▶ [What is required]: Leave every picture out and write out the records below exactly.

^^^^^^^^

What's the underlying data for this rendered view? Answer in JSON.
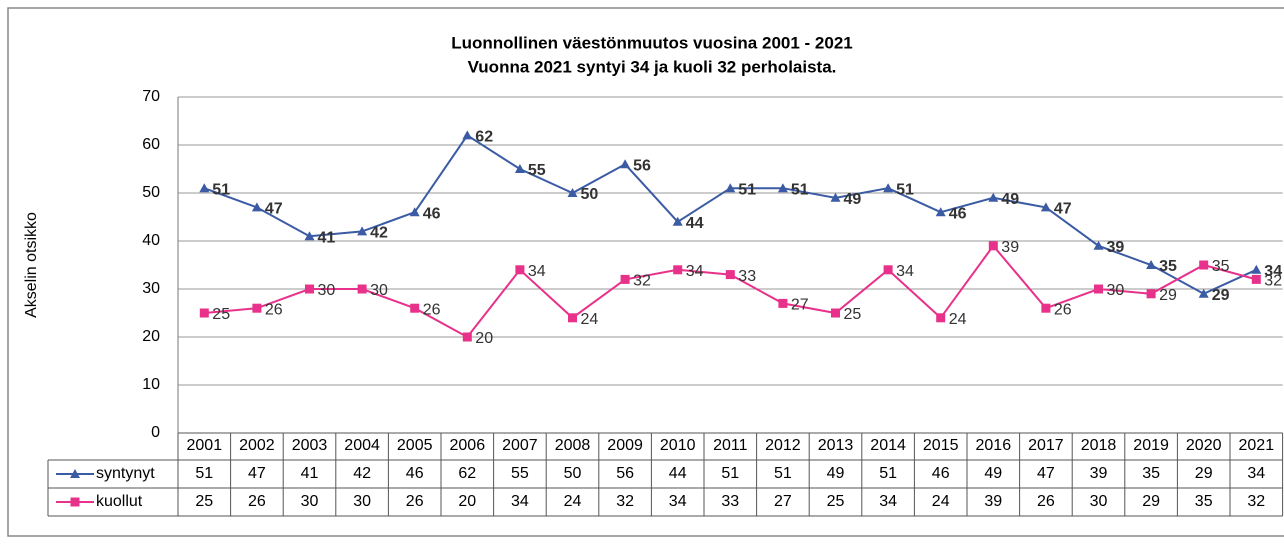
{
  "chart_data": {
    "type": "line",
    "title": "Luonnollinen väestönmuutos vuosina 2001 - 2021",
    "subtitle": "Vuonna 2021 syntyi 34 ja kuoli 32 perholaista.",
    "y_label": "Akselin otsikko",
    "categories": [
      "2001",
      "2002",
      "2003",
      "2004",
      "2005",
      "2006",
      "2007",
      "2008",
      "2009",
      "2010",
      "2011",
      "2012",
      "2013",
      "2014",
      "2015",
      "2016",
      "2017",
      "2018",
      "2019",
      "2020",
      "2021"
    ],
    "series": [
      {
        "name": "syntynyt",
        "color": "#3b5ba5",
        "marker": "triangle",
        "values": [
          51,
          47,
          41,
          42,
          46,
          62,
          55,
          50,
          56,
          44,
          51,
          51,
          49,
          51,
          46,
          49,
          47,
          39,
          35,
          29,
          34
        ]
      },
      {
        "name": "kuollut",
        "color": "#e8318a",
        "marker": "square",
        "values": [
          25,
          26,
          30,
          30,
          26,
          20,
          34,
          24,
          32,
          34,
          33,
          27,
          25,
          34,
          24,
          39,
          26,
          30,
          29,
          35,
          32
        ]
      }
    ],
    "ylim": [
      0,
      70
    ],
    "yticks": [
      0,
      10,
      20,
      30,
      40,
      50,
      60,
      70
    ],
    "grid": true
  }
}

^^^^^^^^

▶ [Full answer]:
What's the underlying data for this rendered view? Answer in JSON.
{
  "chart_data": {
    "type": "line",
    "title": "Luonnollinen väestönmuutos vuosina 2001 - 2021",
    "subtitle": "Vuonna 2021 syntyi 34 ja kuoli 32 perholaista.",
    "y_label": "Akselin otsikko",
    "categories": [
      "2001",
      "2002",
      "2003",
      "2004",
      "2005",
      "2006",
      "2007",
      "2008",
      "2009",
      "2010",
      "2011",
      "2012",
      "2013",
      "2014",
      "2015",
      "2016",
      "2017",
      "2018",
      "2019",
      "2020",
      "2021"
    ],
    "series": [
      {
        "name": "syntynyt",
        "color": "#3b5ba5",
        "marker": "triangle",
        "values": [
          51,
          47,
          41,
          42,
          46,
          62,
          55,
          50,
          56,
          44,
          51,
          51,
          49,
          51,
          46,
          49,
          47,
          39,
          35,
          29,
          34
        ]
      },
      {
        "name": "kuollut",
        "color": "#e8318a",
        "marker": "square",
        "values": [
          25,
          26,
          30,
          30,
          26,
          20,
          34,
          24,
          32,
          34,
          33,
          27,
          25,
          34,
          24,
          39,
          26,
          30,
          29,
          35,
          32
        ]
      }
    ],
    "ylim": [
      0,
      70
    ],
    "yticks": [
      0,
      10,
      20,
      30,
      40,
      50,
      60,
      70
    ],
    "grid": true
  }
}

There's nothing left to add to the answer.